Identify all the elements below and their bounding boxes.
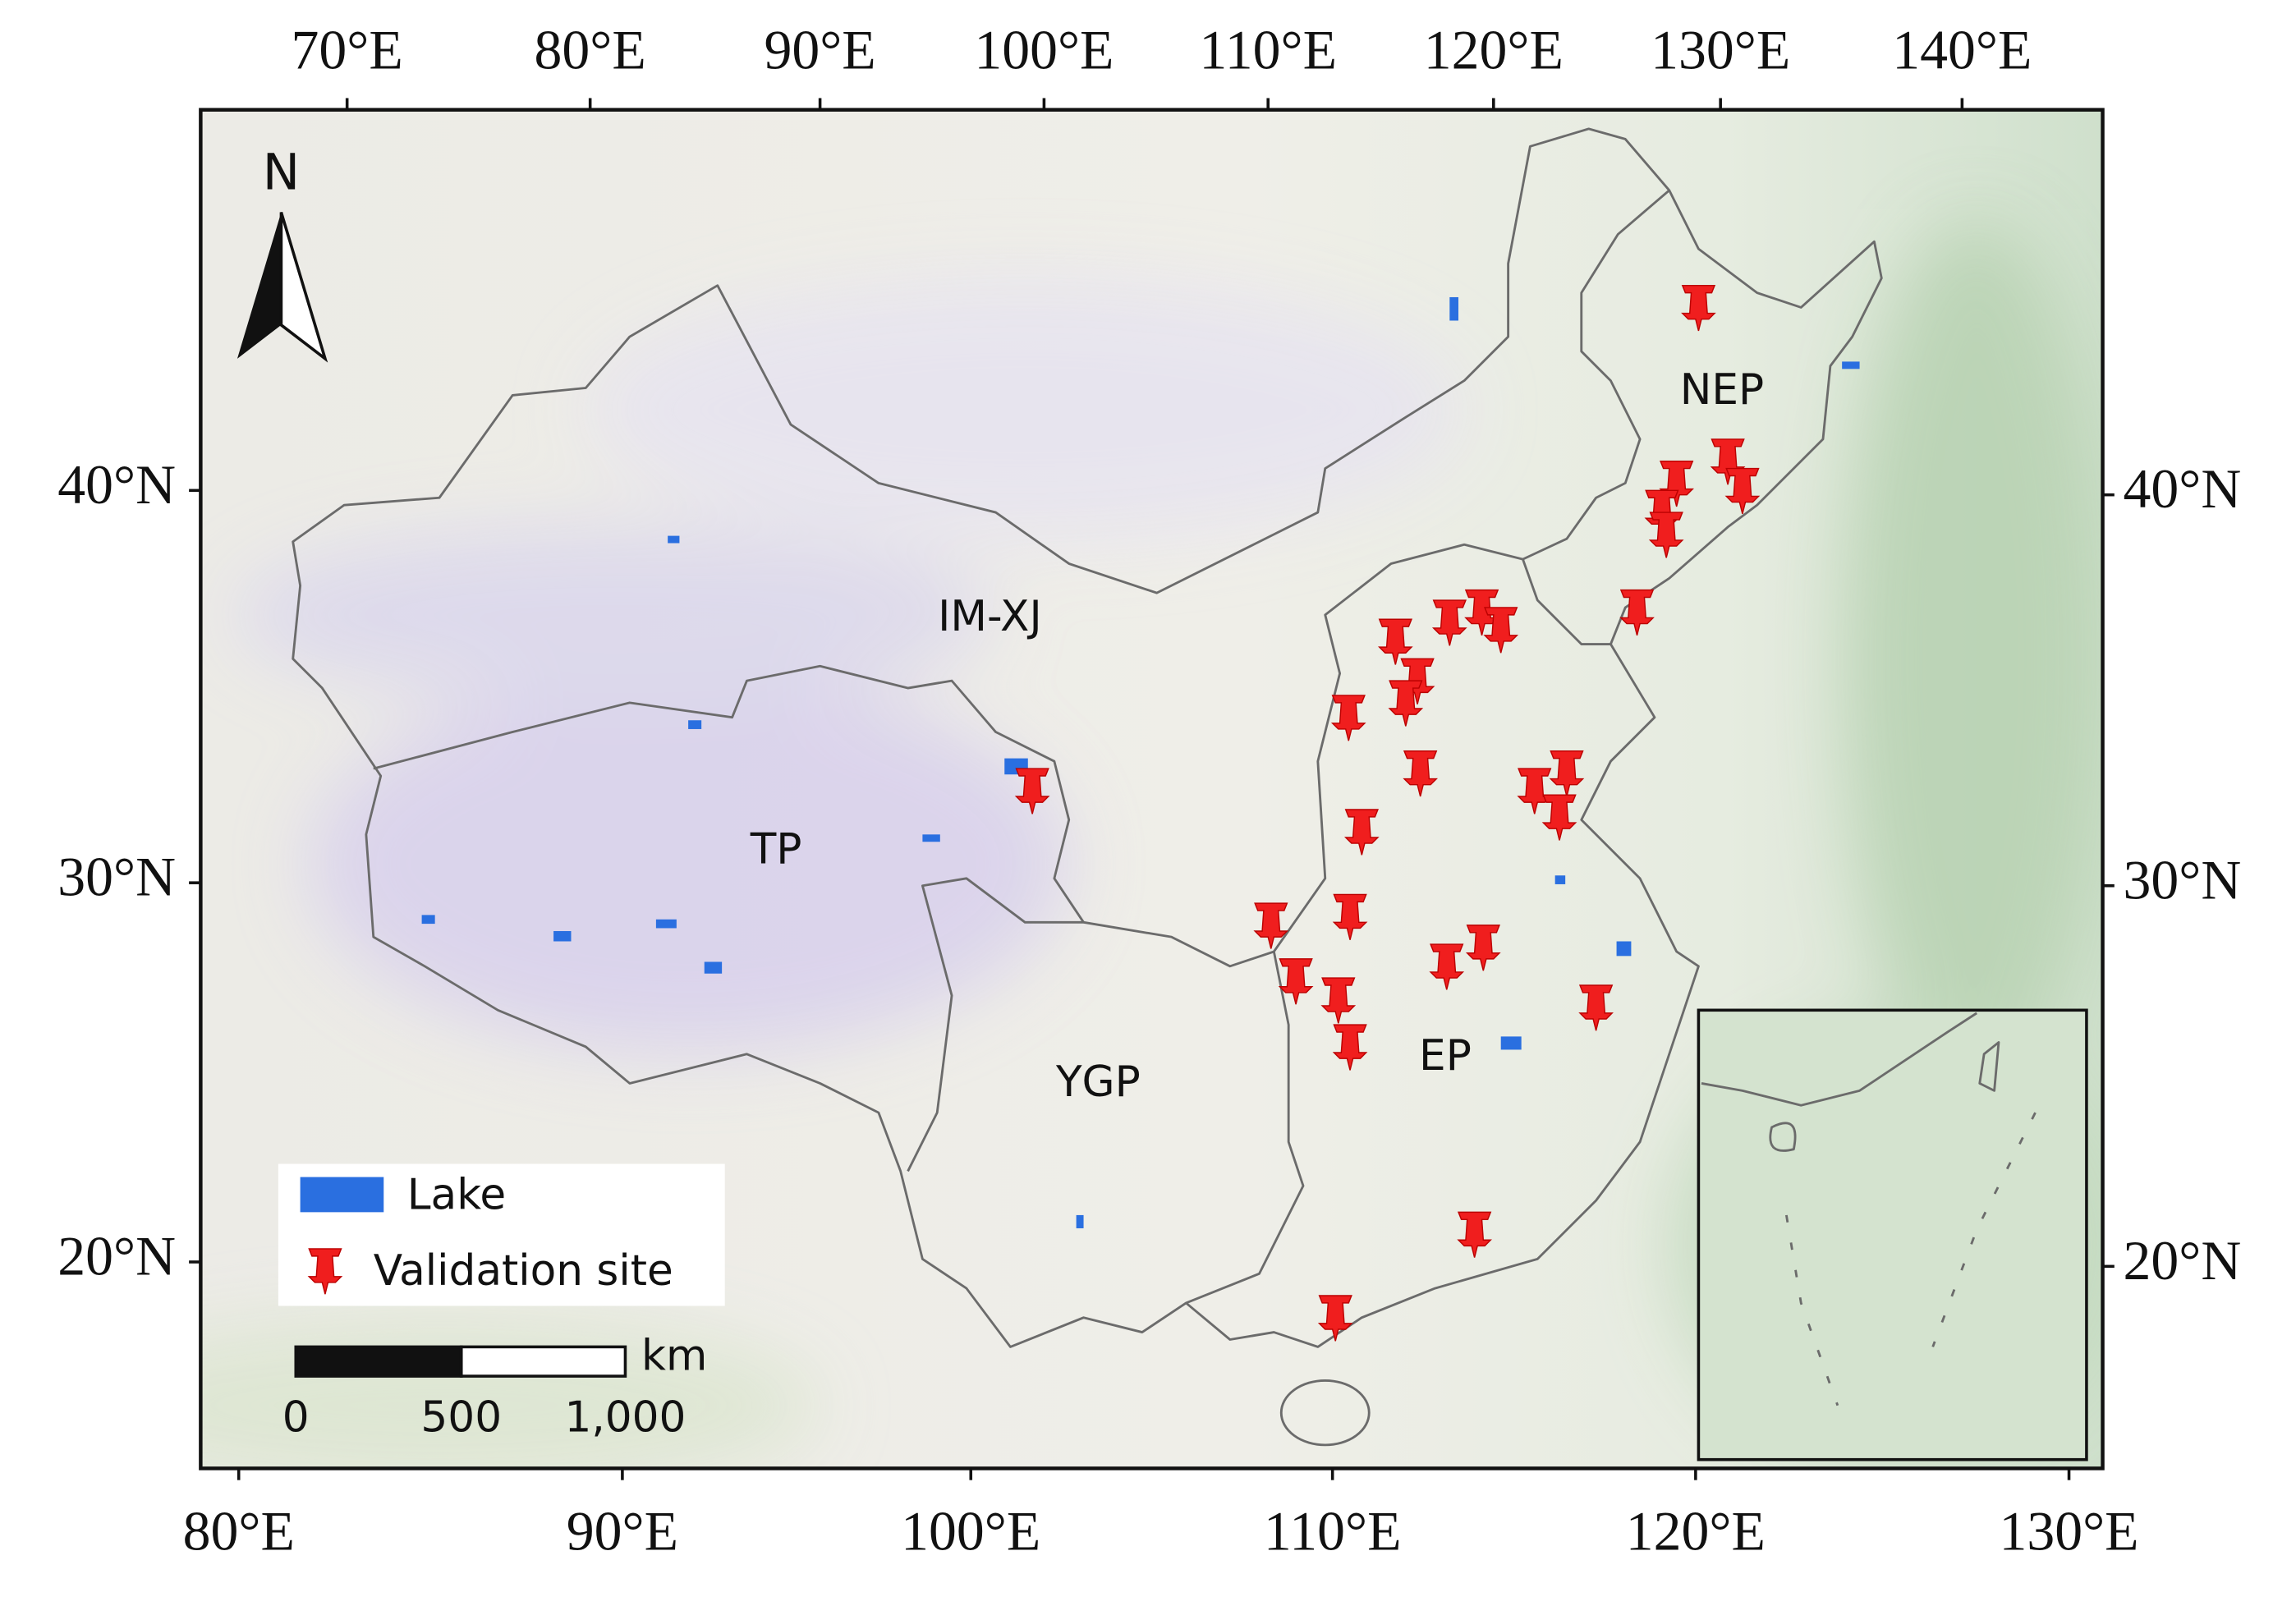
top-axis-label: 120°E [1424, 19, 1564, 80]
bottom-axis-label: 120°E [1626, 1501, 1766, 1562]
region-label: NEP [1680, 365, 1765, 415]
left-axis-label: 30°N [57, 847, 176, 908]
graticule-labels: 70°E 80°E 90°E 100°E 110°E 120°E 130°E 140°E 80°… [57, 19, 2241, 1562]
inset-map [1697, 1008, 2088, 1461]
lake [1076, 1214, 1084, 1228]
inset-island [1769, 1122, 1797, 1152]
region-boundary [1522, 189, 1670, 561]
north-label: N [263, 145, 300, 202]
region-label: TP [750, 825, 802, 874]
right-axis-label: 40°N [2124, 458, 2242, 520]
top-axis-label: 80°E [535, 19, 646, 80]
inset-boundary [1785, 1112, 2037, 1406]
region-label: YGP [1055, 1058, 1141, 1107]
scale-segment [294, 1345, 463, 1378]
lake [688, 720, 702, 729]
bottom-axis-label: 80°E [183, 1501, 295, 1562]
arrow-left [236, 212, 282, 359]
right-axis-label: 30°N [2124, 849, 2242, 911]
top-axis-label: 70°E [292, 19, 403, 80]
top-axis-label: 140°E [1892, 19, 2032, 80]
legend: Lake Validation site [278, 1163, 725, 1306]
scale-label: 500 [420, 1393, 502, 1443]
legend-label: Lake [407, 1171, 506, 1220]
scale-label: 1,000 [564, 1393, 686, 1443]
hainan-outline [1279, 1379, 1371, 1447]
bottom-axis-label: 110°E [1264, 1501, 1402, 1562]
lake [421, 915, 435, 925]
region-boundary [907, 877, 1084, 1172]
inset-frame [1697, 1008, 2088, 1461]
scale-bar: km 0 500 1,000 [282, 1332, 708, 1443]
right-axis-label: 20°N [2124, 1230, 2242, 1292]
arrow-right [279, 212, 328, 363]
bottom-axis-label: 90°E [567, 1501, 678, 1562]
top-axis-label: 110°E [1199, 19, 1337, 80]
lake [655, 919, 677, 929]
scale-label: 0 [282, 1393, 310, 1443]
lake [553, 931, 572, 942]
region-label: EP [1419, 1031, 1472, 1081]
left-axis-label: 40°N [57, 454, 176, 516]
china-outline [292, 127, 1883, 1348]
inset-island [1978, 1041, 2000, 1092]
region-boundary [1083, 920, 1305, 1305]
lake [1842, 361, 1860, 369]
legend-lake-swatch [300, 1177, 384, 1213]
region-boundary [373, 664, 1085, 924]
top-axis-label: 90°E [764, 19, 875, 80]
legend-label: Validation site [374, 1246, 673, 1296]
left-axis-label: 20°N [57, 1226, 176, 1287]
lake [1616, 941, 1632, 957]
lakes [421, 296, 1860, 1228]
top-axis-label: 130°E [1651, 19, 1790, 80]
lake [1554, 875, 1566, 884]
region-boundary [1273, 543, 1611, 952]
region-labels: NEP IM-XJ TP YGP EP [750, 365, 1764, 1107]
map-frame [199, 108, 2105, 1471]
lake [922, 834, 940, 842]
bottom-axis-label: 100°E [901, 1501, 1040, 1562]
lake [704, 961, 723, 974]
lake [1449, 296, 1459, 321]
inset-coast [1701, 1012, 1977, 1107]
scale-unit: km [641, 1332, 707, 1381]
north-arrow: N [236, 145, 328, 363]
lake [668, 535, 680, 544]
scale-segment [459, 1345, 627, 1378]
top-axis-label: 100°E [974, 19, 1114, 80]
bottom-axis-label: 130°E [1999, 1501, 2138, 1562]
lake [1500, 1036, 1522, 1050]
region-label: IM-XJ [938, 592, 1042, 641]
◇ ◇ ◇ ◇
Copy out the lines of the records above, beginning with the line that contains "top-axis-label: 120°E [1424, 19, 1564, 80]" and continuing through the line that contains "legend-lake-swatch [300, 1177, 384, 1213]". Include both of those lines and reproduce every line unchanged.

Reply to the exercise:
top-axis-label: 120°E [1424, 19, 1564, 80]
bottom-axis-label: 120°E [1626, 1501, 1766, 1562]
region-label: NEP [1680, 365, 1765, 415]
left-axis-label: 30°N [57, 847, 176, 908]
graticule-labels: 70°E 80°E 90°E 100°E 110°E 120°E 130°E 140°E 80°… [57, 19, 2241, 1562]
inset-map [1697, 1008, 2088, 1461]
lake [1076, 1214, 1084, 1228]
inset-island [1769, 1122, 1797, 1152]
region-boundary [1522, 189, 1670, 561]
north-label: N [263, 145, 300, 202]
region-label: TP [750, 825, 802, 874]
right-axis-label: 40°N [2124, 458, 2242, 520]
top-axis-label: 80°E [535, 19, 646, 80]
inset-boundary [1785, 1112, 2037, 1406]
region-label: YGP [1055, 1058, 1141, 1107]
scale-segment [294, 1345, 463, 1378]
lake [688, 720, 702, 729]
bottom-axis-label: 80°E [183, 1501, 295, 1562]
arrow-left [236, 212, 282, 359]
right-axis-label: 30°N [2124, 849, 2242, 911]
top-axis-label: 70°E [292, 19, 403, 80]
top-axis-label: 140°E [1892, 19, 2032, 80]
legend: Lake Validation site [278, 1163, 725, 1306]
scale-label: 500 [420, 1393, 502, 1443]
legend-label: Lake [407, 1171, 506, 1220]
scale-label: 1,000 [564, 1393, 686, 1443]
hainan-outline [1279, 1379, 1371, 1447]
bottom-axis-label: 110°E [1264, 1501, 1402, 1562]
lake [421, 915, 435, 925]
region-boundary [907, 877, 1084, 1172]
inset-frame [1697, 1008, 2088, 1461]
scale-bar: km 0 500 1,000 [282, 1332, 708, 1443]
right-axis-label: 20°N [2124, 1230, 2242, 1292]
arrow-right [279, 212, 328, 363]
bottom-axis-label: 90°E [567, 1501, 678, 1562]
top-axis-label: 110°E [1199, 19, 1337, 80]
lake [655, 919, 677, 929]
scale-label: 0 [282, 1393, 310, 1443]
lake [553, 931, 572, 942]
region-label: EP [1419, 1031, 1472, 1081]
left-axis-label: 40°N [57, 454, 176, 516]
china-outline [292, 127, 1883, 1348]
inset-island [1978, 1041, 2000, 1092]
region-boundary [1083, 920, 1305, 1305]
lake [1842, 361, 1860, 369]
legend-lake-swatch [300, 1177, 384, 1213]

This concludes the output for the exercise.